Reproduce all records verbatim.

════════

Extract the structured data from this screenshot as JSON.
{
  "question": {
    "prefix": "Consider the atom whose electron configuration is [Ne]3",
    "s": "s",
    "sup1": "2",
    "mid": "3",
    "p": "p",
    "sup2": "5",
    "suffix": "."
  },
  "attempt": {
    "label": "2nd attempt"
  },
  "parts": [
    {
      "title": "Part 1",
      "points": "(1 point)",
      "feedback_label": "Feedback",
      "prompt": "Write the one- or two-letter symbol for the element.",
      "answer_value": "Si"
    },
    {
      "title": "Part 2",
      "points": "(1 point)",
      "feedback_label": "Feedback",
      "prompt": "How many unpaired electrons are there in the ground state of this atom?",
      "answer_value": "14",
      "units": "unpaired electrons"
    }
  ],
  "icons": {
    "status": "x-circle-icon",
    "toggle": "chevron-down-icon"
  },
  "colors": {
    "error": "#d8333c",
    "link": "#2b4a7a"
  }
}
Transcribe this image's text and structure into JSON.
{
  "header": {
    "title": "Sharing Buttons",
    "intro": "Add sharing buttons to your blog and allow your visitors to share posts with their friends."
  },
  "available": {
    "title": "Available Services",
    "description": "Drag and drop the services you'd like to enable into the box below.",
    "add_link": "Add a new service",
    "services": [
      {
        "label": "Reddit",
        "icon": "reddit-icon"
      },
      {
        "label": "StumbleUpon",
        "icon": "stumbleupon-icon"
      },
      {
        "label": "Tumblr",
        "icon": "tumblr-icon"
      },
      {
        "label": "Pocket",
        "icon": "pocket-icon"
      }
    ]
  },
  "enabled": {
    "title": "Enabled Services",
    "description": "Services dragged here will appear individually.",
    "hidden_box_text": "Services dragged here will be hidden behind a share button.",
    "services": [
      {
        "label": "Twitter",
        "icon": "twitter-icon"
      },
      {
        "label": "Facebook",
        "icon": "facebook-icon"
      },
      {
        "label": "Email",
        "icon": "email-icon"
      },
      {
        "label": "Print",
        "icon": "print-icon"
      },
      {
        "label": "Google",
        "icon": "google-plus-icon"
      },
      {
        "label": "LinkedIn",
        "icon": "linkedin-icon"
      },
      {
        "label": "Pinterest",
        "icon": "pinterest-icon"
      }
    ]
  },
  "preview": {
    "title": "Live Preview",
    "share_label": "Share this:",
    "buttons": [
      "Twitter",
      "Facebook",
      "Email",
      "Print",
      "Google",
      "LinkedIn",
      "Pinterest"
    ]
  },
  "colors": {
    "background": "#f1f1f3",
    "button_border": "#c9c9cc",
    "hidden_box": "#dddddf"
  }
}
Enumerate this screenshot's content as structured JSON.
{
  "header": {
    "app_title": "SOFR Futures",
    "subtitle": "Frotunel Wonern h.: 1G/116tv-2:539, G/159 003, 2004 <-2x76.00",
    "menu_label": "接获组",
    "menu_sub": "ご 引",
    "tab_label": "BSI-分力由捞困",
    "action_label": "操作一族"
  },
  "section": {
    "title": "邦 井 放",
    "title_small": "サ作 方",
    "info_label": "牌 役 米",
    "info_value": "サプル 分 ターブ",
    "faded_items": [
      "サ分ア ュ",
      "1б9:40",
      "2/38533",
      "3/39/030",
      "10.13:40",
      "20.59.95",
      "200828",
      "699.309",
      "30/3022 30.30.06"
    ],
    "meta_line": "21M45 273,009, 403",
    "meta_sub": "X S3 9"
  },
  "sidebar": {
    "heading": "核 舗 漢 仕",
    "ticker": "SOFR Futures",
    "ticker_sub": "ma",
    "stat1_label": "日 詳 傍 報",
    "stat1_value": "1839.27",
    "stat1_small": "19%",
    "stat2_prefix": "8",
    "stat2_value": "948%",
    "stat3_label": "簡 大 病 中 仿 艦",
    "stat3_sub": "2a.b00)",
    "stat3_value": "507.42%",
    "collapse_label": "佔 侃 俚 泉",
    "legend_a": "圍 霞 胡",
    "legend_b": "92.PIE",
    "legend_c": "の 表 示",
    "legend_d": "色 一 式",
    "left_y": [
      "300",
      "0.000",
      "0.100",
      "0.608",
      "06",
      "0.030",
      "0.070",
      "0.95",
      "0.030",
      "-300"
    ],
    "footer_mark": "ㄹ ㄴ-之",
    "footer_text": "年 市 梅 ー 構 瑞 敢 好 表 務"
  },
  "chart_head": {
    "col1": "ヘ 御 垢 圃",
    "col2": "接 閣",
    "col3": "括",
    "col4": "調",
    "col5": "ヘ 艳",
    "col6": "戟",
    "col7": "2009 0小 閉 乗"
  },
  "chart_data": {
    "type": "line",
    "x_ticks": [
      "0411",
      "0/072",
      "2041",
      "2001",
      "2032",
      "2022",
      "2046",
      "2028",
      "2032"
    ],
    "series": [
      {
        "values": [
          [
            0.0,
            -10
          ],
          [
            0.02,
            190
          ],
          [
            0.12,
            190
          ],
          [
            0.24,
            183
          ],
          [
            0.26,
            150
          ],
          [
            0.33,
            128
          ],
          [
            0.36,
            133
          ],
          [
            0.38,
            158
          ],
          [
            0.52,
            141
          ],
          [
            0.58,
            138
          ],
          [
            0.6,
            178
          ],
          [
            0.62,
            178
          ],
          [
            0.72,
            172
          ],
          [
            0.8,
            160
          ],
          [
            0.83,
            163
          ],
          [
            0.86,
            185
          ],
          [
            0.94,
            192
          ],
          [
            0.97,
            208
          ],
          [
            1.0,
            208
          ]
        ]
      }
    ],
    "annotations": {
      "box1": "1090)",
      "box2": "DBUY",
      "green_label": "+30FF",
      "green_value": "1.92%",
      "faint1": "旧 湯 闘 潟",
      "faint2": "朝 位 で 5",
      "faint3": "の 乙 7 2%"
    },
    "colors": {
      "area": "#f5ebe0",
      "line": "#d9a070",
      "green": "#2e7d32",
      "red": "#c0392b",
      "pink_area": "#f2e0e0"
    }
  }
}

════════

OUTPUT OF THE TASK:
Extract the structured data from this screenshot as JSON.
{
  "question": {
    "prefix": "Consider the atom whose electron configuration is [Ne]3",
    "s": "s",
    "sup1": "2",
    "mid": "3",
    "p": "p",
    "sup2": "5",
    "suffix": "."
  },
  "attempt": {
    "label": "2nd attempt"
  },
  "parts": [
    {
      "title": "Part 1",
      "points": "(1 point)",
      "feedback_label": "Feedback",
      "prompt": "Write the one- or two-letter symbol for the element.",
      "answer_value": "Si"
    },
    {
      "title": "Part 2",
      "points": "(1 point)",
      "feedback_label": "Feedback",
      "prompt": "How many unpaired electrons are there in the ground state of this atom?",
      "answer_value": "14",
      "units": "unpaired electrons"
    }
  ],
  "icons": {
    "status": "x-circle-icon",
    "toggle": "chevron-down-icon"
  },
  "colors": {
    "error": "#d8333c",
    "link": "#2b4a7a"
  }
}
Transcribe this image's text and structure into JSON.
{
  "header": {
    "title": "Sharing Buttons",
    "intro": "Add sharing buttons to your blog and allow your visitors to share posts with their friends."
  },
  "available": {
    "title": "Available Services",
    "description": "Drag and drop the services you'd like to enable into the box below.",
    "add_link": "Add a new service",
    "services": [
      {
        "label": "Reddit",
        "icon": "reddit-icon"
      },
      {
        "label": "StumbleUpon",
        "icon": "stumbleupon-icon"
      },
      {
        "label": "Tumblr",
        "icon": "tumblr-icon"
      },
      {
        "label": "Pocket",
        "icon": "pocket-icon"
      }
    ]
  },
  "enabled": {
    "title": "Enabled Services",
    "description": "Services dragged here will appear individually.",
    "hidden_box_text": "Services dragged here will be hidden behind a share button.",
    "services": [
      {
        "label": "Twitter",
        "icon": "twitter-icon"
      },
      {
        "label": "Facebook",
        "icon": "facebook-icon"
      },
      {
        "label": "Email",
        "icon": "email-icon"
      },
      {
        "label": "Print",
        "icon": "print-icon"
      },
      {
        "label": "Google",
        "icon": "google-plus-icon"
      },
      {
        "label": "LinkedIn",
        "icon": "linkedin-icon"
      },
      {
        "label": "Pinterest",
        "icon": "pinterest-icon"
      }
    ]
  },
  "preview": {
    "title": "Live Preview",
    "share_label": "Share this:",
    "buttons": [
      "Twitter",
      "Facebook",
      "Email",
      "Print",
      "Google",
      "LinkedIn",
      "Pinterest"
    ]
  },
  "colors": {
    "background": "#f1f1f3",
    "button_border": "#c9c9cc",
    "hidden_box": "#dddddf"
  }
}
Enumerate this screenshot's content as structured JSON.
{
  "header": {
    "app_title": "SOFR Futures",
    "subtitle": "Frotunel Wonern h.: 1G/116tv-2:539, G/159 003, 2004 <-2x76.00",
    "menu_label": "接获组",
    "menu_sub": "ご 引",
    "tab_label": "BSI-分力由捞困",
    "action_label": "操作一族"
  },
  "section": {
    "title": "邦 井 放",
    "title_small": "サ作 方",
    "info_label": "牌 役 米",
    "info_value": "サプル 分 ターブ",
    "faded_items": [
      "サ分ア ュ",
      "1б9:40",
      "2/38533",
      "3/39/030",
      "10.13:40",
      "20.59.95",
      "200828",
      "699.309",
      "30/3022 30.30.06"
    ],
    "meta_line": "21M45 273,009, 403",
    "meta_sub": "X S3 9"
  },
  "sidebar": {
    "heading": "核 舗 漢 仕",
    "ticker": "SOFR Futures",
    "ticker_sub": "ma",
    "stat1_label": "日 詳 傍 報",
    "stat1_value": "1839.27",
    "stat1_small": "19%",
    "stat2_prefix": "8",
    "stat2_value": "948%",
    "stat3_label": "簡 大 病 中 仿 艦",
    "stat3_sub": "2a.b00)",
    "stat3_value": "507.42%",
    "collapse_label": "佔 侃 俚 泉",
    "legend_a": "圍 霞 胡",
    "legend_b": "92.PIE",
    "legend_c": "の 表 示",
    "legend_d": "色 一 式",
    "left_y": [
      "300",
      "0.000",
      "0.100",
      "0.608",
      "06",
      "0.030",
      "0.070",
      "0.95",
      "0.030",
      "-300"
    ],
    "footer_mark": "ㄹ ㄴ-之",
    "footer_text": "年 市 梅 ー 構 瑞 敢 好 表 務"
  },
  "chart_head": {
    "col1": "ヘ 御 垢 圃",
    "col2": "接 閣",
    "col3": "括",
    "col4": "調",
    "col5": "ヘ 艳",
    "col6": "戟",
    "col7": "2009 0小 閉 乗"
  },
  "chart_data": {
    "type": "line",
    "x_ticks": [
      "0411",
      "0/072",
      "2041",
      "2001",
      "2032",
      "2022",
      "2046",
      "2028",
      "2032"
    ],
    "series": [
      {
        "values": [
          [
            0.0,
            -10
          ],
          [
            0.02,
            190
          ],
          [
            0.12,
            190
          ],
          [
            0.24,
            183
          ],
          [
            0.26,
            150
          ],
          [
            0.33,
            128
          ],
          [
            0.36,
            133
          ],
          [
            0.38,
            158
          ],
          [
            0.52,
            141
          ],
          [
            0.58,
            138
          ],
          [
            0.6,
            178
          ],
          [
            0.62,
            178
          ],
          [
            0.72,
            172
          ],
          [
            0.8,
            160
          ],
          [
            0.83,
            163
          ],
          [
            0.86,
            185
          ],
          [
            0.94,
            192
          ],
          [
            0.97,
            208
          ],
          [
            1.0,
            208
          ]
        ]
      }
    ],
    "annotations": {
      "box1": "1090)",
      "box2": "DBUY",
      "green_label": "+30FF",
      "green_value": "1.92%",
      "faint1": "旧 湯 闘 潟",
      "faint2": "朝 位 で 5",
      "faint3": "の 乙 7 2%"
    },
    "colors": {
      "area": "#f5ebe0",
      "line": "#d9a070",
      "green": "#2e7d32",
      "red": "#c0392b",
      "pink_area": "#f2e0e0"
    }
  }
}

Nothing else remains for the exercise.